Supplied passage -
⟨

6. Lastly, the husband’s assertion that the trial court abused its discretion in granting physical custody of the parties’ minor children to the wife does not prevail.
In a custody contest between parents, a trial court has very broad discretion in awarding custody, with the foremost consideration being the best interest of the child. Moreover, this Court will not interfere with a trial court’s exercise of that discretion except when there has been a clear abuse thereof. In addition, [i]t is not an abuse of discretion if there is any evidence to support the trial judge’s decision of which party shall have custody.
(Punctuation omitted.) Echols v. Echols, 281 Ga. 546, 548 (640 SE2d 257) (2007). There is ample evidence of record to support the custody award.
Judgment affirmed.
The husband filed an application for discretionary appeal in this Court, which was granted automatically under this Court’s pilot project. See Wright v. Wright, 277 Ga. 133 (587 SE2d 600) (2003).

⟩

Work request 1 -
In the custody appeal opinion, what is the foremost consideration when a trial court awards custody in a contest between parents?
Work request 2 -
Resume the custody appeal opinion, starting right after its final sentence.

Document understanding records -
⟨

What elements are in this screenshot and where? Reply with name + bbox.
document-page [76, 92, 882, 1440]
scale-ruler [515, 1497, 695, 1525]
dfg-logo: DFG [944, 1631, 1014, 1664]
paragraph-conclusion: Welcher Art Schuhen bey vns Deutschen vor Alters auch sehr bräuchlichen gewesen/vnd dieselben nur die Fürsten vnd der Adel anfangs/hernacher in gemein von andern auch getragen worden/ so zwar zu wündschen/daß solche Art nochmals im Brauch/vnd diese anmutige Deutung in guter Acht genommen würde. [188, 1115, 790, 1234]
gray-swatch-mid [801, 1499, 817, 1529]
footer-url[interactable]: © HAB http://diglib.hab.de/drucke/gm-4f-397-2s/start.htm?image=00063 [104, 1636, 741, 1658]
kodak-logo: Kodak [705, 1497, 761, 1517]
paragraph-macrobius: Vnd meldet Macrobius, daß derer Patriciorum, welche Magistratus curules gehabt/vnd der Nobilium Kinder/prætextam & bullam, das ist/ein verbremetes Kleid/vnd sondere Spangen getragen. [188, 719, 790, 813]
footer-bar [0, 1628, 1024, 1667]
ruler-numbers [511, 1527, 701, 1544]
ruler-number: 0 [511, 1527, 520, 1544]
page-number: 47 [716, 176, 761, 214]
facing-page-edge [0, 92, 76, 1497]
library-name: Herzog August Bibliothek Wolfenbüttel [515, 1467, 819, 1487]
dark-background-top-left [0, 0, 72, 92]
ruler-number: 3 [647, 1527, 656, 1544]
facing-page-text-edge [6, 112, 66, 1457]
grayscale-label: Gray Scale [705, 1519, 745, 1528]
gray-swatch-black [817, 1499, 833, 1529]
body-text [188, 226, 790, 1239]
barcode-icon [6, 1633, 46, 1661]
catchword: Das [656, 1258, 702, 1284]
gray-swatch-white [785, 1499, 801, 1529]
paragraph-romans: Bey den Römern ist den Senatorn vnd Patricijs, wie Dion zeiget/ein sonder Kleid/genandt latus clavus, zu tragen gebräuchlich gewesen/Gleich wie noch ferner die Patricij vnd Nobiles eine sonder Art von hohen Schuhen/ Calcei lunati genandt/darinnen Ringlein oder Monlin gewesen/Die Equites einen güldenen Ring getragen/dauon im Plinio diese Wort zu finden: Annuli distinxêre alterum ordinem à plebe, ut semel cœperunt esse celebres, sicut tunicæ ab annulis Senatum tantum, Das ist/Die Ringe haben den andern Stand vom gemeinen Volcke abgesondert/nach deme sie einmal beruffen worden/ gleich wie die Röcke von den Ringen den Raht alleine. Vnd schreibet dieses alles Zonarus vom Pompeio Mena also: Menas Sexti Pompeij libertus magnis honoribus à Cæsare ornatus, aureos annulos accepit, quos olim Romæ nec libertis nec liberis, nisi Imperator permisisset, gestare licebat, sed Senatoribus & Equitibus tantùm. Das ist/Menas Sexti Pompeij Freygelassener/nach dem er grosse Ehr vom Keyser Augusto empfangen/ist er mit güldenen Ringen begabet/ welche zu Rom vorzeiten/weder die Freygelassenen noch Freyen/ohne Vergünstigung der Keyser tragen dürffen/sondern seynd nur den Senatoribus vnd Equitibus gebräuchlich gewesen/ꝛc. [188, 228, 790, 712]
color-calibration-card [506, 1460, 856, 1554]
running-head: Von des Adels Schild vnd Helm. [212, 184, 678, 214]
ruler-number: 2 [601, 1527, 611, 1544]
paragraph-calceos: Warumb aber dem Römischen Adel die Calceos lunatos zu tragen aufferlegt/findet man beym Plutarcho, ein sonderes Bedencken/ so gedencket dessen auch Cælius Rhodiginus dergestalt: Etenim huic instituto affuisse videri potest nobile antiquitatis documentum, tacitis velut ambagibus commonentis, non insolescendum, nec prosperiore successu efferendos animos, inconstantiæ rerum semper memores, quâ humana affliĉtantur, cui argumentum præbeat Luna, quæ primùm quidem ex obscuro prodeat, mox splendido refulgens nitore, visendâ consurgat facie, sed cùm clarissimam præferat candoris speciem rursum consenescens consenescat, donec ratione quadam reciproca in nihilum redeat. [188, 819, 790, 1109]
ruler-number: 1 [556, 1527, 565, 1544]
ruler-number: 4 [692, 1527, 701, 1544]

⟩

Exercise output 1 -
The best interest of the child.

Exercise output 2 -
The husband had an interest in, among other enterprises, an automotive dealership, and the wife alleged that he had provided vehicles to at least three women with whom he was having extramarital affairs.
It was alleged that the husband had telephone service disconnected in an effort to keep his girlfriends from contacting the wife.
This order also stated that the husband sought to appeal the December 4,2003 order, and had moved the court to order the $14,593 to be paid into the registry of the court pending the outcome of an appeal; the court directed that the money be paid into the court registry.
In fact, the trial court noted in its August 16,2005 order, nunc pro tunc to August 12,2005, that in an effort to resolve the matter it had suggested that the husband pay the $14,593 to the wife to be offset against the lump-sum alimony award in the event that an appeal of the December 4, 2003 order was successful.
Our analysis renders it unnecessary to address the husband’s additional complaint that his due process rights, specifically the right to file a discretionary appeal, was abridged by the trial court because no written order was ever issued pertaining to the oral order of August 5, 2005.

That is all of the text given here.